(What to work on):
Omit all pictures and give the records below again exactly as written.

(Material for this task):
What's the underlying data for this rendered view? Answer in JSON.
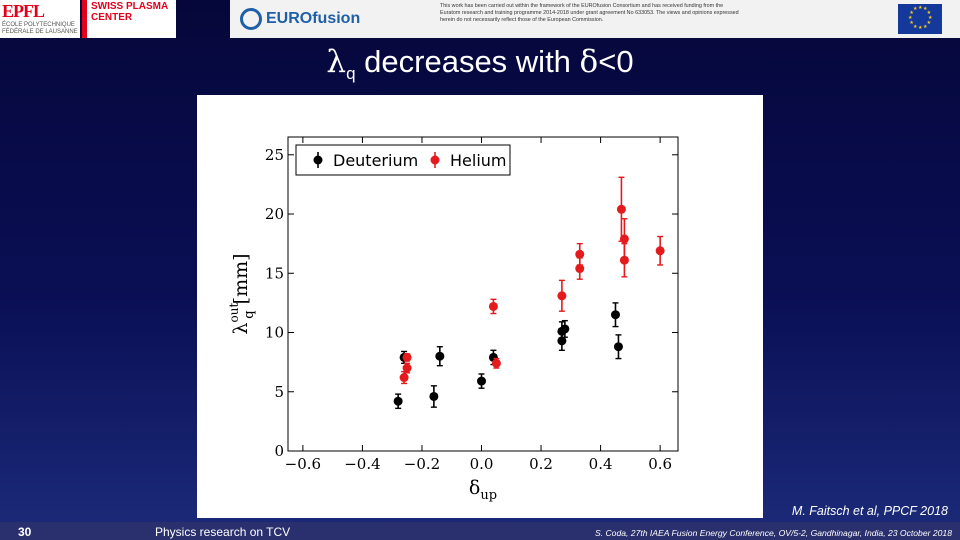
{
  "header": {
    "epfl_logo_text": "EPFL",
    "epfl_logo_subtext": "ÉCOLE POLYTECHNIQUE FÉDÉRALE DE LAUSANNE",
    "spc_logo_text": "SWISS PLASMA CENTER",
    "eurofusion_name": "EUROfusion",
    "disclaimer": "This work has been carried out within the framework of the EUROfusion Consortium and has received funding from the Euratom research and training programme 2014-2018 under grant agreement No 633053. The views and opinions expressed herein do not necessarily reflect those of the European Commission."
  },
  "title": {
    "symbol": "λ",
    "subscript": "q",
    "text": " decreases with ",
    "delta_symbol": "δ",
    "condition": "<0"
  },
  "citation": "M. Faitsch et al, PPCF 2018",
  "footer": {
    "page_number": "30",
    "left_text": "Physics research on TCV",
    "right_text": "S. Coda, 27th IAEA Fusion Energy Conference, OV/5-2, Gandhinagar, India, 23 October 2018"
  },
  "colors": {
    "deuterium": "#000000",
    "helium": "#e41a1c",
    "axis": "#000000"
  },
  "chart_data": {
    "type": "scatter",
    "title": "",
    "xlabel": "δ_up",
    "ylabel": "λq^out [mm]",
    "xlim": [
      -0.65,
      0.66
    ],
    "ylim": [
      0,
      26.5
    ],
    "xticks": [
      -0.6,
      -0.4,
      -0.2,
      0.0,
      0.2,
      0.4,
      0.6
    ],
    "xtick_labels": [
      "−0.6",
      "−0.4",
      "−0.2",
      "0.0",
      "0.2",
      "0.4",
      "0.6"
    ],
    "yticks": [
      0,
      5,
      10,
      15,
      20,
      25
    ],
    "ytick_labels": [
      "0",
      "5",
      "10",
      "15",
      "20",
      "25"
    ],
    "legend_position": "top-left",
    "grid": false,
    "series": [
      {
        "name": "Deuterium",
        "color": "#000000",
        "points": [
          {
            "x": -0.28,
            "y": 4.2,
            "err": 0.6
          },
          {
            "x": -0.26,
            "y": 7.9,
            "err": 0.5
          },
          {
            "x": -0.16,
            "y": 4.6,
            "err": 0.9
          },
          {
            "x": -0.14,
            "y": 8.0,
            "err": 0.8
          },
          {
            "x": 0.0,
            "y": 5.9,
            "err": 0.6
          },
          {
            "x": 0.04,
            "y": 7.9,
            "err": 0.6
          },
          {
            "x": 0.27,
            "y": 9.3,
            "err": 0.8
          },
          {
            "x": 0.27,
            "y": 10.1,
            "err": 0.8
          },
          {
            "x": 0.28,
            "y": 10.3,
            "err": 0.7
          },
          {
            "x": 0.45,
            "y": 11.5,
            "err": 1.0
          },
          {
            "x": 0.46,
            "y": 8.8,
            "err": 1.0
          }
        ]
      },
      {
        "name": "Helium",
        "color": "#e41a1c",
        "points": [
          {
            "x": -0.26,
            "y": 6.2,
            "err": 0.5
          },
          {
            "x": -0.25,
            "y": 7.0,
            "err": 0.4
          },
          {
            "x": -0.25,
            "y": 7.9,
            "err": 0.3
          },
          {
            "x": 0.04,
            "y": 12.2,
            "err": 0.6
          },
          {
            "x": 0.05,
            "y": 7.4,
            "err": 0.4
          },
          {
            "x": 0.27,
            "y": 13.1,
            "err": 1.3
          },
          {
            "x": 0.33,
            "y": 15.4,
            "err": 0.9
          },
          {
            "x": 0.33,
            "y": 16.6,
            "err": 0.9
          },
          {
            "x": 0.47,
            "y": 20.4,
            "err": 2.7
          },
          {
            "x": 0.48,
            "y": 16.1,
            "err": 1.4
          },
          {
            "x": 0.48,
            "y": 17.9,
            "err": 1.7
          },
          {
            "x": 0.6,
            "y": 16.9,
            "err": 1.2
          }
        ]
      }
    ]
  }
}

(Final result):
What's the underlying data for this rendered view? Answer in JSON.
{
  "header": {
    "epfl_logo_text": "EPFL",
    "epfl_logo_subtext": "ÉCOLE POLYTECHNIQUE FÉDÉRALE DE LAUSANNE",
    "spc_logo_text": "SWISS PLASMA CENTER",
    "eurofusion_name": "EUROfusion",
    "disclaimer": "This work has been carried out within the framework of the EUROfusion Consortium and has received funding from the Euratom research and training programme 2014-2018 under grant agreement No 633053. The views and opinions expressed herein do not necessarily reflect those of the European Commission."
  },
  "title": {
    "symbol": "λ",
    "subscript": "q",
    "text": " decreases with ",
    "delta_symbol": "δ",
    "condition": "<0"
  },
  "citation": "M. Faitsch et al, PPCF 2018",
  "footer": {
    "page_number": "30",
    "left_text": "Physics research on TCV",
    "right_text": "S. Coda, 27th IAEA Fusion Energy Conference, OV/5-2, Gandhinagar, India, 23 October 2018"
  },
  "colors": {
    "deuterium": "#000000",
    "helium": "#e41a1c",
    "axis": "#000000"
  },
  "chart_data": {
    "type": "scatter",
    "title": "",
    "xlabel": "δ_up",
    "ylabel": "λq^out [mm]",
    "xlim": [
      -0.65,
      0.66
    ],
    "ylim": [
      0,
      26.5
    ],
    "xticks": [
      -0.6,
      -0.4,
      -0.2,
      0.0,
      0.2,
      0.4,
      0.6
    ],
    "xtick_labels": [
      "−0.6",
      "−0.4",
      "−0.2",
      "0.0",
      "0.2",
      "0.4",
      "0.6"
    ],
    "yticks": [
      0,
      5,
      10,
      15,
      20,
      25
    ],
    "ytick_labels": [
      "0",
      "5",
      "10",
      "15",
      "20",
      "25"
    ],
    "legend_position": "top-left",
    "grid": false,
    "series": [
      {
        "name": "Deuterium",
        "color": "#000000",
        "points": [
          {
            "x": -0.28,
            "y": 4.2,
            "err": 0.6
          },
          {
            "x": -0.26,
            "y": 7.9,
            "err": 0.5
          },
          {
            "x": -0.16,
            "y": 4.6,
            "err": 0.9
          },
          {
            "x": -0.14,
            "y": 8.0,
            "err": 0.8
          },
          {
            "x": 0.0,
            "y": 5.9,
            "err": 0.6
          },
          {
            "x": 0.04,
            "y": 7.9,
            "err": 0.6
          },
          {
            "x": 0.27,
            "y": 9.3,
            "err": 0.8
          },
          {
            "x": 0.27,
            "y": 10.1,
            "err": 0.8
          },
          {
            "x": 0.28,
            "y": 10.3,
            "err": 0.7
          },
          {
            "x": 0.45,
            "y": 11.5,
            "err": 1.0
          },
          {
            "x": 0.46,
            "y": 8.8,
            "err": 1.0
          }
        ]
      },
      {
        "name": "Helium",
        "color": "#e41a1c",
        "points": [
          {
            "x": -0.26,
            "y": 6.2,
            "err": 0.5
          },
          {
            "x": -0.25,
            "y": 7.0,
            "err": 0.4
          },
          {
            "x": -0.25,
            "y": 7.9,
            "err": 0.3
          },
          {
            "x": 0.04,
            "y": 12.2,
            "err": 0.6
          },
          {
            "x": 0.05,
            "y": 7.4,
            "err": 0.4
          },
          {
            "x": 0.27,
            "y": 13.1,
            "err": 1.3
          },
          {
            "x": 0.33,
            "y": 15.4,
            "err": 0.9
          },
          {
            "x": 0.33,
            "y": 16.6,
            "err": 0.9
          },
          {
            "x": 0.47,
            "y": 20.4,
            "err": 2.7
          },
          {
            "x": 0.48,
            "y": 16.1,
            "err": 1.4
          },
          {
            "x": 0.48,
            "y": 17.9,
            "err": 1.7
          },
          {
            "x": 0.6,
            "y": 16.9,
            "err": 1.2
          }
        ]
      }
    ]
  }
}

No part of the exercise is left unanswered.